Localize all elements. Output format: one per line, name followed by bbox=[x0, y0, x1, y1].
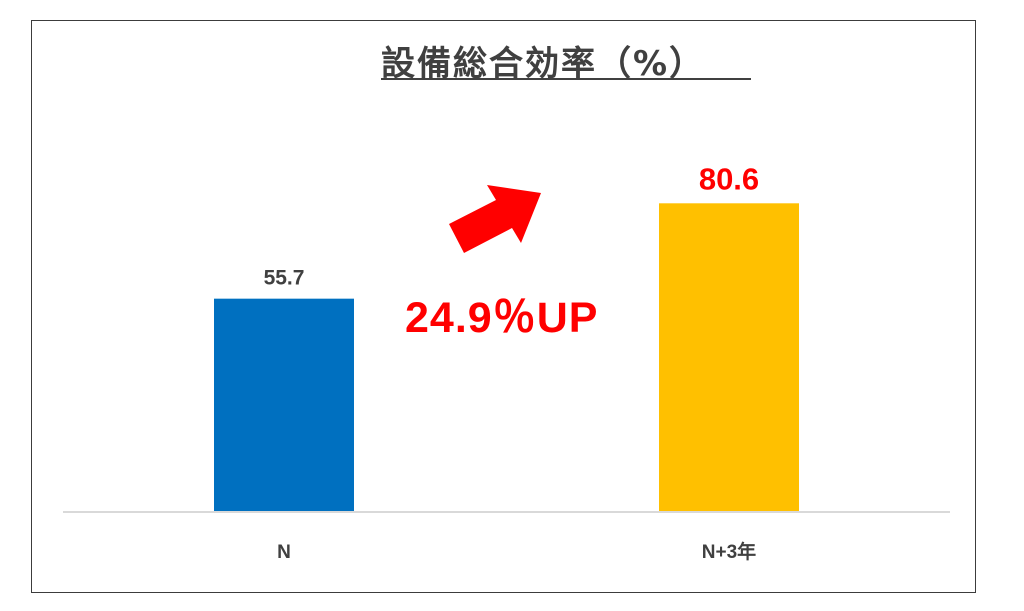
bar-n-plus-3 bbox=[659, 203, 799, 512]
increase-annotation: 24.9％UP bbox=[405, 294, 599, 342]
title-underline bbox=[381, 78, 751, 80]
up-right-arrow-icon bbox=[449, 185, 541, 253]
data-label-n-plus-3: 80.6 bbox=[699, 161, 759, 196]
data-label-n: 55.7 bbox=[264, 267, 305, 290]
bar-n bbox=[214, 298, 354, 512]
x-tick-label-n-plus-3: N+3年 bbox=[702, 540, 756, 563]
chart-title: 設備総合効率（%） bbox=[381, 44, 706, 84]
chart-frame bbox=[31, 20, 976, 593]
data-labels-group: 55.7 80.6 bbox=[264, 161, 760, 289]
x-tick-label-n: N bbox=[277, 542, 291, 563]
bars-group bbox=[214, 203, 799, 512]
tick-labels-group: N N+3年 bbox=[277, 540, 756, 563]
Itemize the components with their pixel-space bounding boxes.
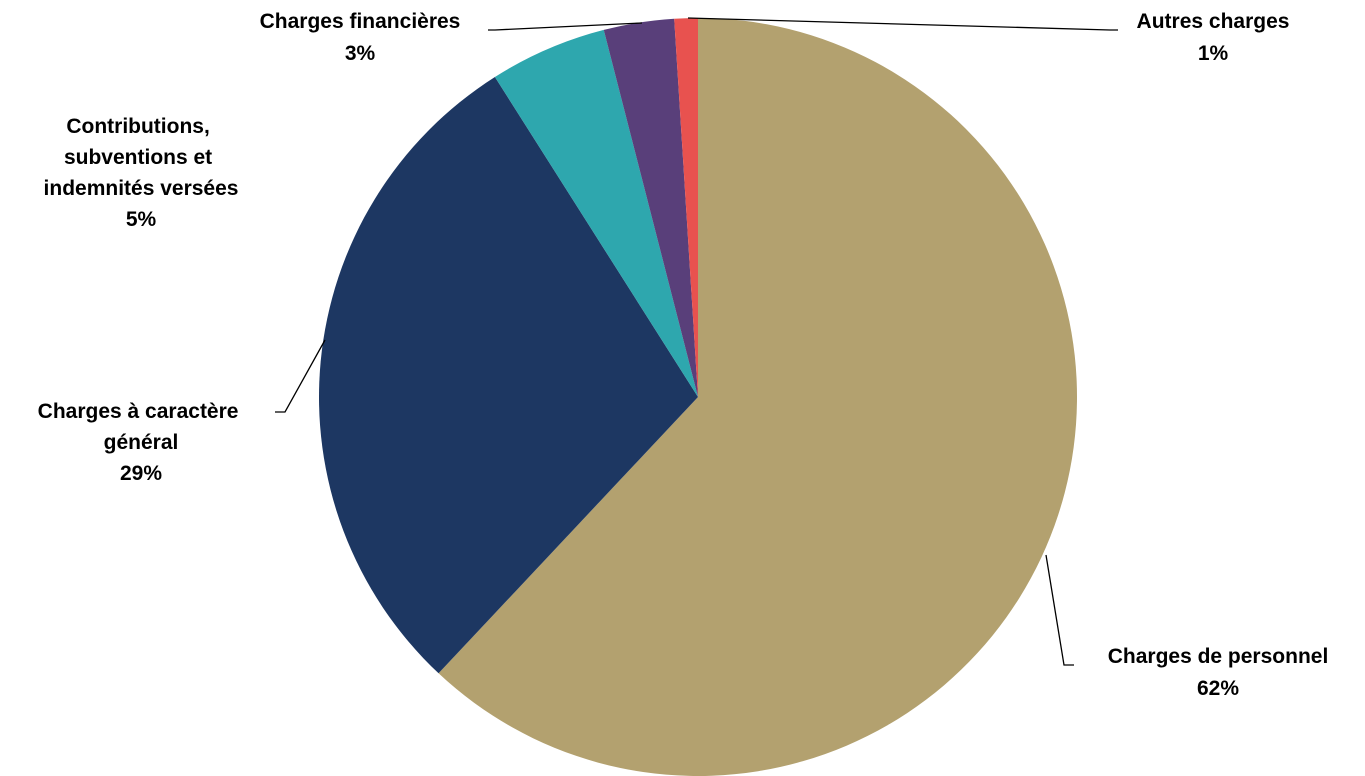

════════════════════

### WORK INSTRUCTIONS
Copy the listing from its first line up to and including the line with "x-tick-label-n-plus-3: N+3年 bbox=[702, 540, 756, 563]", leaving out the pictures.

### OUTPUT OF THE EXERCISE
Localize all elements. Output format: one per line, name followed by bbox=[x0, y0, x1, y1].
bar-n-plus-3 bbox=[659, 203, 799, 512]
increase-annotation: 24.9％UP bbox=[405, 294, 599, 342]
title-underline bbox=[381, 78, 751, 80]
up-right-arrow-icon bbox=[449, 185, 541, 253]
data-label-n-plus-3: 80.6 bbox=[699, 161, 759, 196]
data-label-n: 55.7 bbox=[264, 267, 305, 290]
bar-n bbox=[214, 298, 354, 512]
x-tick-label-n-plus-3: N+3年 bbox=[702, 540, 756, 563]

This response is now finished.